• EXTRACTED RECORDS:

[BEGIN]

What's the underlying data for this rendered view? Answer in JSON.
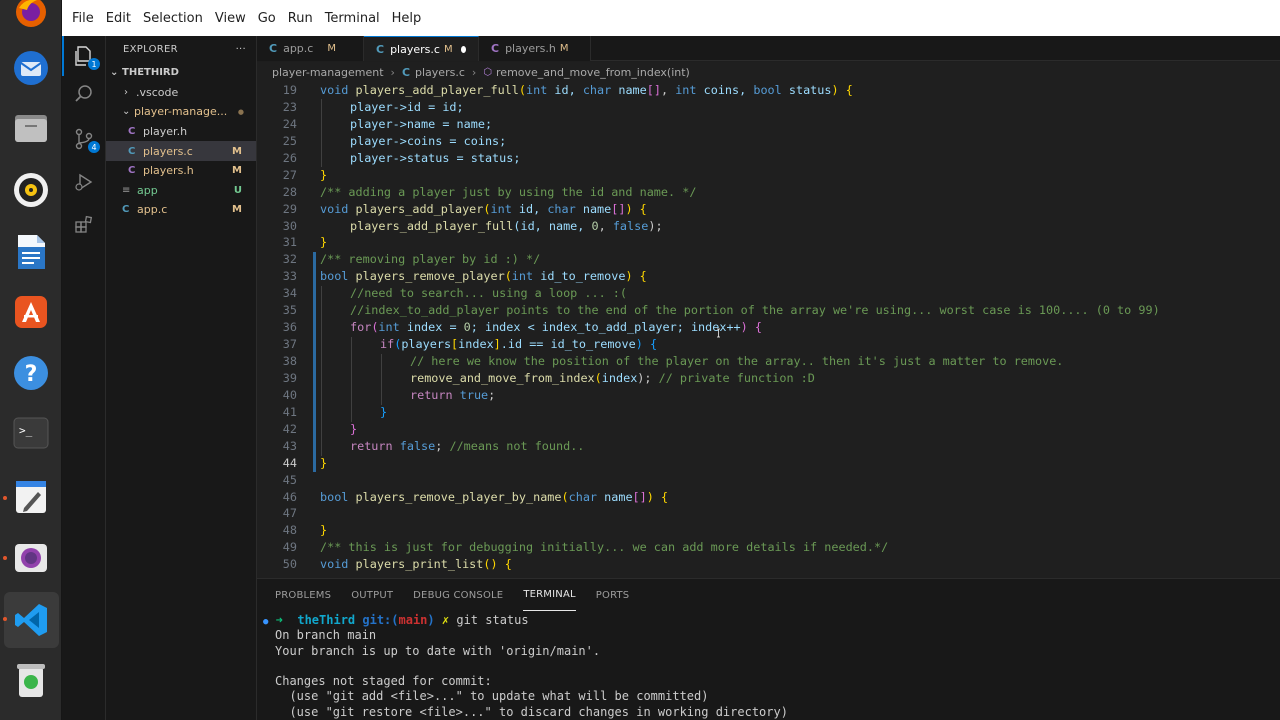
{
  "menubar": {
    "items": [
      "File",
      "Edit",
      "Selection",
      "View",
      "Go",
      "Run",
      "Terminal",
      "Help"
    ]
  },
  "dock": {
    "apps": [
      "firefox-icon",
      "thunderbird-icon",
      "files-icon",
      "rhythmbox-icon",
      "libreoffice-writer-icon",
      "app-center-icon",
      "help-icon",
      "terminal-icon",
      "text-editor-icon",
      "screenshot-icon",
      "vscode-icon",
      "trash-icon"
    ]
  },
  "activity": {
    "explorer_badge": "1",
    "scm_badge": "4"
  },
  "explorer": {
    "title": "EXPLORER",
    "more": "···",
    "root": "THETHIRD",
    "items": [
      {
        "label": ".vscode",
        "icon": "›",
        "status": ""
      },
      {
        "label": "player-manage...",
        "icon": "⌄",
        "status": "●"
      },
      {
        "label": "player.h",
        "icon": "C",
        "status": ""
      },
      {
        "label": "players.c",
        "icon": "C",
        "status": "M"
      },
      {
        "label": "players.h",
        "icon": "C",
        "status": "M"
      },
      {
        "label": "app",
        "icon": "≡",
        "status": "U"
      },
      {
        "label": "app.c",
        "icon": "C",
        "status": "M"
      }
    ]
  },
  "tabs": [
    {
      "icon": "C",
      "label": "app.c",
      "mod": "M"
    },
    {
      "icon": "C",
      "label": "players.c",
      "mod": "M"
    },
    {
      "icon": "C",
      "label": "players.h",
      "mod": "M"
    }
  ],
  "breadcrumb": {
    "folder": "player-management",
    "file_icon": "C",
    "file": "players.c",
    "symbol": "remove_and_move_from_index(int)"
  },
  "code": {
    "line_numbers": [
      "19",
      "23",
      "24",
      "25",
      "26",
      "27",
      "28",
      "29",
      "30",
      "31",
      "32",
      "33",
      "34",
      "35",
      "36",
      "37",
      "38",
      "39",
      "40",
      "41",
      "42",
      "43",
      "44",
      "45",
      "46",
      "47",
      "48",
      "49",
      "50"
    ],
    "l19": [
      "void",
      " ",
      "players_add_player_full",
      "(",
      "int",
      " id, ",
      "char",
      " name",
      "[]",
      ", ",
      "int",
      " coins, ",
      "bool",
      " status",
      ")",
      " {"
    ],
    "l23": "player->id = id;",
    "l24": "player->name = name;",
    "l25": "player->coins = coins;",
    "l26": "player->status = status;",
    "l28": "/** adding a player just by using the id and name. */",
    "l29": [
      "void",
      " ",
      "players_add_player",
      "(",
      "int",
      " id, ",
      "char",
      " name",
      "[]",
      ")",
      " {"
    ],
    "l30": [
      "players_add_player_full",
      "(id, name, ",
      "0",
      ", ",
      "false",
      ");"
    ],
    "l32": "/** removing player by id :) */",
    "l33": [
      "bool",
      " ",
      "players_remove_player",
      "(",
      "int",
      " id_to_remove",
      ")",
      " {"
    ],
    "l34": "//need to search... using a loop ... :(",
    "l35": "//index_to_add_player points to the end of the portion of the array we're using... worst case is 100.... (0 to 99)",
    "l36": [
      "for",
      "(",
      "int",
      " index = ",
      "0",
      "; index < index_to_add_player; index++",
      ")",
      " {"
    ],
    "l37": [
      "if",
      "(",
      "players",
      "[",
      "index",
      "]",
      ".id == id_to_remove",
      ")",
      " {"
    ],
    "l38": "// here we know the position of the player on the array.. then it's just a matter to remove.",
    "l39": [
      "remove_and_move_from_index",
      "(",
      "index",
      ");",
      " // private function :D"
    ],
    "l40": [
      "return",
      " ",
      "true",
      ";"
    ],
    "l43": [
      "return",
      " ",
      "false",
      ";",
      " //means not found.."
    ],
    "l46": [
      "bool",
      " ",
      "players_remove_player_by_name",
      "(",
      "char",
      " name",
      "[]",
      ")",
      " {"
    ],
    "l49": "/** this is just for debugging initially... we can add more details if needed.*/",
    "l50": [
      "void",
      " ",
      "players_print_list",
      "()",
      " {"
    ]
  },
  "panel": {
    "tabs": [
      "PROBLEMS",
      "OUTPUT",
      "DEBUG CONSOLE",
      "TERMINAL",
      "PORTS"
    ],
    "active": "TERMINAL"
  },
  "terminal": {
    "prompt_arrow": "➜",
    "dir": "theThird",
    "git_label": "git:(",
    "branch": "main",
    "git_close": ")",
    "dirty": "✗",
    "command": "git status",
    "lines": [
      "On branch main",
      "Your branch is up to date with 'origin/main'.",
      "",
      "Changes not staged for commit:",
      "  (use \"git add <file>...\" to update what will be committed)",
      "  (use \"git restore <file>...\" to discard changes in working directory)"
    ]
  },
  "colors": {
    "accent": "#0078d4",
    "modified": "#e2c08d",
    "untracked": "#73c991",
    "keyword": "#569cd6",
    "function": "#dcdcaa",
    "comment": "#6a9955"
  }
}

[END]

• WRITTEN INSTRUCTION: Leave the pictures out and copy the rest of the data exactly.

• RESPONSE:
What's the underlying data for this rendered view? Answer in JSON.
{
  "menubar": {
    "items": [
      "File",
      "Edit",
      "Selection",
      "View",
      "Go",
      "Run",
      "Terminal",
      "Help"
    ]
  },
  "dock": {
    "apps": [
      "firefox-icon",
      "thunderbird-icon",
      "files-icon",
      "rhythmbox-icon",
      "libreoffice-writer-icon",
      "app-center-icon",
      "help-icon",
      "terminal-icon",
      "text-editor-icon",
      "screenshot-icon",
      "vscode-icon",
      "trash-icon"
    ]
  },
  "activity": {
    "explorer_badge": "1",
    "scm_badge": "4"
  },
  "explorer": {
    "title": "EXPLORER",
    "more": "···",
    "root": "THETHIRD",
    "items": [
      {
        "label": ".vscode",
        "icon": "›",
        "status": ""
      },
      {
        "label": "player-manage...",
        "icon": "⌄",
        "status": "●"
      },
      {
        "label": "player.h",
        "icon": "C",
        "status": ""
      },
      {
        "label": "players.c",
        "icon": "C",
        "status": "M"
      },
      {
        "label": "players.h",
        "icon": "C",
        "status": "M"
      },
      {
        "label": "app",
        "icon": "≡",
        "status": "U"
      },
      {
        "label": "app.c",
        "icon": "C",
        "status": "M"
      }
    ]
  },
  "tabs": [
    {
      "icon": "C",
      "label": "app.c",
      "mod": "M"
    },
    {
      "icon": "C",
      "label": "players.c",
      "mod": "M"
    },
    {
      "icon": "C",
      "label": "players.h",
      "mod": "M"
    }
  ],
  "breadcrumb": {
    "folder": "player-management",
    "file_icon": "C",
    "file": "players.c",
    "symbol": "remove_and_move_from_index(int)"
  },
  "code": {
    "line_numbers": [
      "19",
      "23",
      "24",
      "25",
      "26",
      "27",
      "28",
      "29",
      "30",
      "31",
      "32",
      "33",
      "34",
      "35",
      "36",
      "37",
      "38",
      "39",
      "40",
      "41",
      "42",
      "43",
      "44",
      "45",
      "46",
      "47",
      "48",
      "49",
      "50"
    ],
    "l19": [
      "void",
      " ",
      "players_add_player_full",
      "(",
      "int",
      " id, ",
      "char",
      " name",
      "[]",
      ", ",
      "int",
      " coins, ",
      "bool",
      " status",
      ")",
      " {"
    ],
    "l23": "player->id = id;",
    "l24": "player->name = name;",
    "l25": "player->coins = coins;",
    "l26": "player->status = status;",
    "l28": "/** adding a player just by using the id and name. */",
    "l29": [
      "void",
      " ",
      "players_add_player",
      "(",
      "int",
      " id, ",
      "char",
      " name",
      "[]",
      ")",
      " {"
    ],
    "l30": [
      "players_add_player_full",
      "(id, name, ",
      "0",
      ", ",
      "false",
      ");"
    ],
    "l32": "/** removing player by id :) */",
    "l33": [
      "bool",
      " ",
      "players_remove_player",
      "(",
      "int",
      " id_to_remove",
      ")",
      " {"
    ],
    "l34": "//need to search... using a loop ... :(",
    "l35": "//index_to_add_player points to the end of the portion of the array we're using... worst case is 100.... (0 to 99)",
    "l36": [
      "for",
      "(",
      "int",
      " index = ",
      "0",
      "; index < index_to_add_player; index++",
      ")",
      " {"
    ],
    "l37": [
      "if",
      "(",
      "players",
      "[",
      "index",
      "]",
      ".id == id_to_remove",
      ")",
      " {"
    ],
    "l38": "// here we know the position of the player on the array.. then it's just a matter to remove.",
    "l39": [
      "remove_and_move_from_index",
      "(",
      "index",
      ");",
      " // private function :D"
    ],
    "l40": [
      "return",
      " ",
      "true",
      ";"
    ],
    "l43": [
      "return",
      " ",
      "false",
      ";",
      " //means not found.."
    ],
    "l46": [
      "bool",
      " ",
      "players_remove_player_by_name",
      "(",
      "char",
      " name",
      "[]",
      ")",
      " {"
    ],
    "l49": "/** this is just for debugging initially... we can add more details if needed.*/",
    "l50": [
      "void",
      " ",
      "players_print_list",
      "()",
      " {"
    ]
  },
  "panel": {
    "tabs": [
      "PROBLEMS",
      "OUTPUT",
      "DEBUG CONSOLE",
      "TERMINAL",
      "PORTS"
    ],
    "active": "TERMINAL"
  },
  "terminal": {
    "prompt_arrow": "➜",
    "dir": "theThird",
    "git_label": "git:(",
    "branch": "main",
    "git_close": ")",
    "dirty": "✗",
    "command": "git status",
    "lines": [
      "On branch main",
      "Your branch is up to date with 'origin/main'.",
      "",
      "Changes not staged for commit:",
      "  (use \"git add <file>...\" to update what will be committed)",
      "  (use \"git restore <file>...\" to discard changes in working directory)"
    ]
  },
  "colors": {
    "accent": "#0078d4",
    "modified": "#e2c08d",
    "untracked": "#73c991",
    "keyword": "#569cd6",
    "function": "#dcdcaa",
    "comment": "#6a9955"
  }
}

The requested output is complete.